# Start of Data

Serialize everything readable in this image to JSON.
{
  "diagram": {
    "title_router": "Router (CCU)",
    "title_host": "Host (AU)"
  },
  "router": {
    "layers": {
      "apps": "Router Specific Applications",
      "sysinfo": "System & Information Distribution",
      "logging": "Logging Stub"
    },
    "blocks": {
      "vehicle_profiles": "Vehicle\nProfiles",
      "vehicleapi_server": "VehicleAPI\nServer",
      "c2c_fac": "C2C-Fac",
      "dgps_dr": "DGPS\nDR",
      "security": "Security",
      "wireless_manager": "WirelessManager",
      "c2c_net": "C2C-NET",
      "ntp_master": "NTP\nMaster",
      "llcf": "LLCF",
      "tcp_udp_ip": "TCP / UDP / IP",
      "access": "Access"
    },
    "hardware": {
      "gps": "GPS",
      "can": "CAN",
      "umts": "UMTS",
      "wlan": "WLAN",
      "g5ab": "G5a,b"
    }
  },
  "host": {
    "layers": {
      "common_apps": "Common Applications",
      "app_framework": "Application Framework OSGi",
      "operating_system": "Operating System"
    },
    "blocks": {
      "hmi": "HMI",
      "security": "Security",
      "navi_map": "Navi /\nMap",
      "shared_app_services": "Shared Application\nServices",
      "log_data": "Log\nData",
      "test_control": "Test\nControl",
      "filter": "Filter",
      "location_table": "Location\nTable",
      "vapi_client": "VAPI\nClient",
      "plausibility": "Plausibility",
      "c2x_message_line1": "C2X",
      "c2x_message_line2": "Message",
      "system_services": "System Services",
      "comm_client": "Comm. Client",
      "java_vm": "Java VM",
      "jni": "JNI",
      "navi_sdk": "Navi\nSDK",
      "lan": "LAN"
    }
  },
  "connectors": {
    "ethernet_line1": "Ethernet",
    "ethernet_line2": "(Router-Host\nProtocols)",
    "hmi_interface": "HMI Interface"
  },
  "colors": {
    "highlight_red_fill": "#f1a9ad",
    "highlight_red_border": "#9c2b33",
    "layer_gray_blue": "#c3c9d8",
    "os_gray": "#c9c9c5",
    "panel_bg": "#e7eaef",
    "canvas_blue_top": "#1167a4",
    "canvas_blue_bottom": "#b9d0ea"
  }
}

# End of Data
# Start of Data

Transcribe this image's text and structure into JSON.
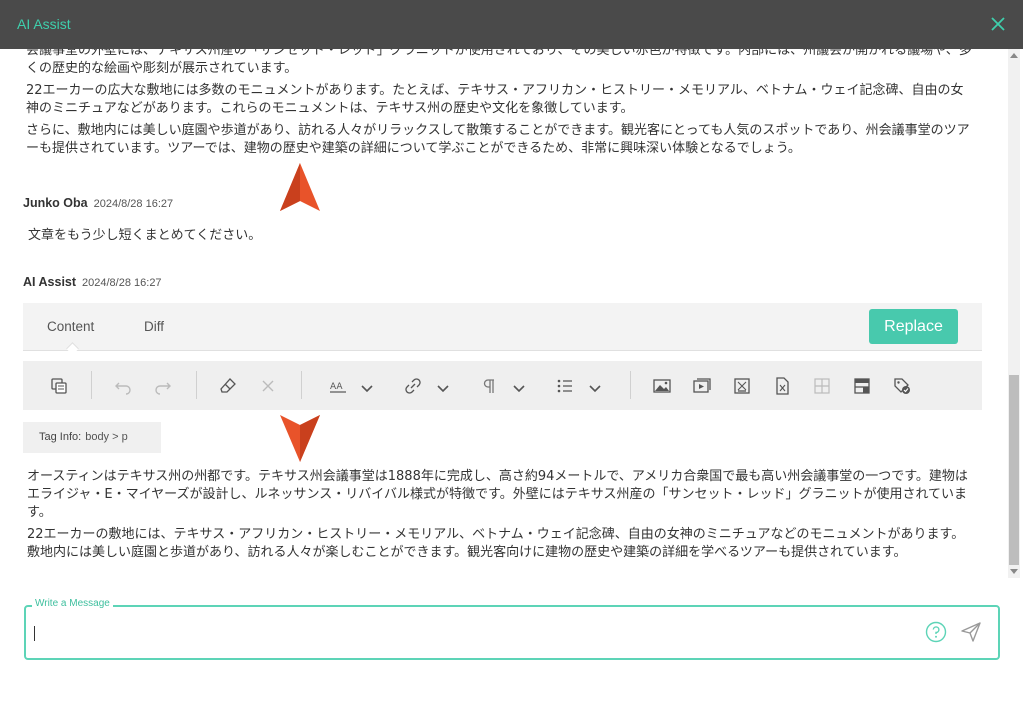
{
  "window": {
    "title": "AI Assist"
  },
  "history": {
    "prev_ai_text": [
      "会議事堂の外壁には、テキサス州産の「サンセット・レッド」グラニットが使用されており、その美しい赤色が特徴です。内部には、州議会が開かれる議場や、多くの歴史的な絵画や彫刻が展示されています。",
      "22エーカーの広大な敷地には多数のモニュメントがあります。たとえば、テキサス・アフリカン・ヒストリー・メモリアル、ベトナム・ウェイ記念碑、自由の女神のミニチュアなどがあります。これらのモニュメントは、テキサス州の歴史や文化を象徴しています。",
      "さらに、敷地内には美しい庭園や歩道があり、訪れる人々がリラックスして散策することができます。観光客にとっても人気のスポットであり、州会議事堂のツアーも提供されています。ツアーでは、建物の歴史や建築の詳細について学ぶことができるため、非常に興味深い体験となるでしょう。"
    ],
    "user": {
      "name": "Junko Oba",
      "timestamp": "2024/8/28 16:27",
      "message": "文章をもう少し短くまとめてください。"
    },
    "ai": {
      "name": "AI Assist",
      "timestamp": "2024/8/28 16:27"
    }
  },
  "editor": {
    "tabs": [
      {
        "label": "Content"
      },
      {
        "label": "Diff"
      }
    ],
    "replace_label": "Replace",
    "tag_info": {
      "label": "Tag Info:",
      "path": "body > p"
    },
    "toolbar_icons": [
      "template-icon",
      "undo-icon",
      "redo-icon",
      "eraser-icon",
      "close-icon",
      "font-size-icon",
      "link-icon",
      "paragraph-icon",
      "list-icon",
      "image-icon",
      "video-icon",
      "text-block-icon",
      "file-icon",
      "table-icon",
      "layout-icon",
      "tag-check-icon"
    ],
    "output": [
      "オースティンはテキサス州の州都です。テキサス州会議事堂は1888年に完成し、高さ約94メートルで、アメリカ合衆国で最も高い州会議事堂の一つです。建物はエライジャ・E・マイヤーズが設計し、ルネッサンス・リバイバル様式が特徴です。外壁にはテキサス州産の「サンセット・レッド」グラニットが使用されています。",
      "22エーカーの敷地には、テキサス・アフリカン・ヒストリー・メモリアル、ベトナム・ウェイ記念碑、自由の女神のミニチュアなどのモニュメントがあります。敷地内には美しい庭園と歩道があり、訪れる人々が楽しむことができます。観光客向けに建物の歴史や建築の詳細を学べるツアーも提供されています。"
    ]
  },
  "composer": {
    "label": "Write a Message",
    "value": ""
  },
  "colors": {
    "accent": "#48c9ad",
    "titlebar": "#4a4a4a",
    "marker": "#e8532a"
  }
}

# End of Data
# Start of Data

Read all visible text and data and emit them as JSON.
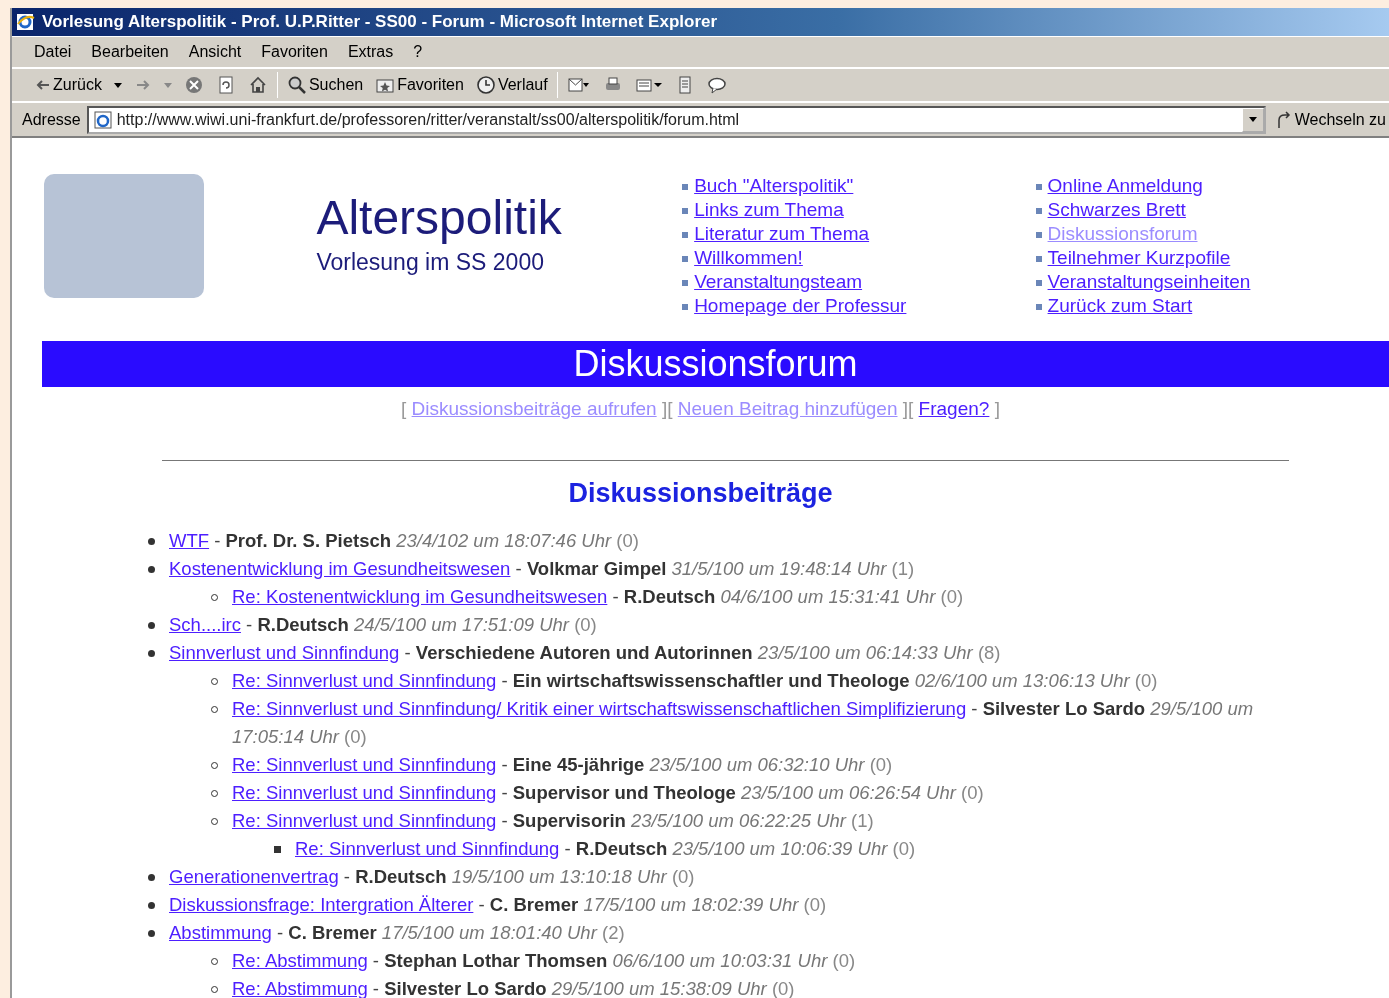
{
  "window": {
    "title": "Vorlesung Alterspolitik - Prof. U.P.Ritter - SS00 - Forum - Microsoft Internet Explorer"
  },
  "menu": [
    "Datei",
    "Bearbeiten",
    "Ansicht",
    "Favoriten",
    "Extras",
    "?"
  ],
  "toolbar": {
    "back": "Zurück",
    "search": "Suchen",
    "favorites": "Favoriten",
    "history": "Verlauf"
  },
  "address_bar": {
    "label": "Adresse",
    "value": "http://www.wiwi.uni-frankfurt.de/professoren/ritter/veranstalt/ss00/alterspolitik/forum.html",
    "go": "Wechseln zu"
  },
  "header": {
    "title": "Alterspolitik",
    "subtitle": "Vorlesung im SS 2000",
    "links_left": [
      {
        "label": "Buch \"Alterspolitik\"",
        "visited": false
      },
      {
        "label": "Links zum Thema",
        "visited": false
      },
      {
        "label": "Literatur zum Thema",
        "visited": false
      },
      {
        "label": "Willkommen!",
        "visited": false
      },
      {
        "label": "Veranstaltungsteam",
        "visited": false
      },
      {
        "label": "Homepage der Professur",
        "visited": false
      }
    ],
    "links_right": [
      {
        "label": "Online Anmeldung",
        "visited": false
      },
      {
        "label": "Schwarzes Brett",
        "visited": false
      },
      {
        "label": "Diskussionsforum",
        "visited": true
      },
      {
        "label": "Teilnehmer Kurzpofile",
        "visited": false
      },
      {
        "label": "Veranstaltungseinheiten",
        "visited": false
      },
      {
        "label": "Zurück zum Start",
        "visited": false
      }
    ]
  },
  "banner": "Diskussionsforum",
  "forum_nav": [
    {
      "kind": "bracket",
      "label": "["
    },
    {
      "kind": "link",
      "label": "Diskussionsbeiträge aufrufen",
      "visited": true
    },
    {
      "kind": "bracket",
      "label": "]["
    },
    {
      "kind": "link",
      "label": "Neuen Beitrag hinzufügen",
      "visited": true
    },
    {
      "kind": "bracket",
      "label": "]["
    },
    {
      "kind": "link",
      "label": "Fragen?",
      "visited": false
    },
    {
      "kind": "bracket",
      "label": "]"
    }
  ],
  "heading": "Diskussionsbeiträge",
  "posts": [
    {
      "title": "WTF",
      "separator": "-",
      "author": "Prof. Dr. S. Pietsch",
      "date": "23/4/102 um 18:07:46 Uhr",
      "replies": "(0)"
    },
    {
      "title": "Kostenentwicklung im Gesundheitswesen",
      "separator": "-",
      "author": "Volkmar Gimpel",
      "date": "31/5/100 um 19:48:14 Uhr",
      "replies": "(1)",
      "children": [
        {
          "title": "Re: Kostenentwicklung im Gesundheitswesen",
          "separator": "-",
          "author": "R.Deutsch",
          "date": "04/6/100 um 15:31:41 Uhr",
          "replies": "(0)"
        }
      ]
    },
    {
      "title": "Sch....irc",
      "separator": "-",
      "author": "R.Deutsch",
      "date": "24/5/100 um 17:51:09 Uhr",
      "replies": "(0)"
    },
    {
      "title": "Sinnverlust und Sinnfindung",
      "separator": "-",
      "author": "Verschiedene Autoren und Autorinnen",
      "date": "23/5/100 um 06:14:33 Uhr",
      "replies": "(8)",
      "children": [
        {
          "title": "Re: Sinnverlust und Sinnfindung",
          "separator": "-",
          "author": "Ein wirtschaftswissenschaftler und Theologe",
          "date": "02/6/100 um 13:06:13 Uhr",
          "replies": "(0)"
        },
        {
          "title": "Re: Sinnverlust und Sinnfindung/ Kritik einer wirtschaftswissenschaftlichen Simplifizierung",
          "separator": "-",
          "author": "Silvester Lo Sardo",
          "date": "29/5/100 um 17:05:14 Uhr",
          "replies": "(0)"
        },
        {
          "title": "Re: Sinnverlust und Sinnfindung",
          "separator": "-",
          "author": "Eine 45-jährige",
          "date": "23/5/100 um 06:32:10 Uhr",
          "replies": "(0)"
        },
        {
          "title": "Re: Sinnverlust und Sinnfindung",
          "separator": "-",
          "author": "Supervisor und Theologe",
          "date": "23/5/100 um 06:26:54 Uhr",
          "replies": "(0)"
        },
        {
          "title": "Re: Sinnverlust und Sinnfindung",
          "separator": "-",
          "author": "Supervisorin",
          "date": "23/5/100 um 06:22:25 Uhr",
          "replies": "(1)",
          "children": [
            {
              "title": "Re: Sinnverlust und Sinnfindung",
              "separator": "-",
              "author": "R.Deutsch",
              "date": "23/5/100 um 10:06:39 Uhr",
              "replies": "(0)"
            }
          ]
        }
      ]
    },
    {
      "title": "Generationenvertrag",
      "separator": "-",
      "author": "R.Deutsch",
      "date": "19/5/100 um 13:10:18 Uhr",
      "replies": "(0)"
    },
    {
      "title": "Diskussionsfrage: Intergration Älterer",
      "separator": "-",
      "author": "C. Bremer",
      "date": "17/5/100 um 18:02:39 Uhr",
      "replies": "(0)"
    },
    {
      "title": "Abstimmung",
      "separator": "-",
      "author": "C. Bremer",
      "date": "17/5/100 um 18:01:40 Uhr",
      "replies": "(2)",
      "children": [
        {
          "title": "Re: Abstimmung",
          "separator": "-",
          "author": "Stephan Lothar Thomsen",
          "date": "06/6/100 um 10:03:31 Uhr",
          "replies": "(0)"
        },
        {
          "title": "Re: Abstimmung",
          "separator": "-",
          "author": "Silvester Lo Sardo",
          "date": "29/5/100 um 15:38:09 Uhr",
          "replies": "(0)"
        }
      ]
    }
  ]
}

# End of Data

Work to complete.
Copy each line of the listing in which the word "Thema" can be found.

Answer to the problem.
        "label": "Links zum Thema",
        "label": "Literatur zum Thema",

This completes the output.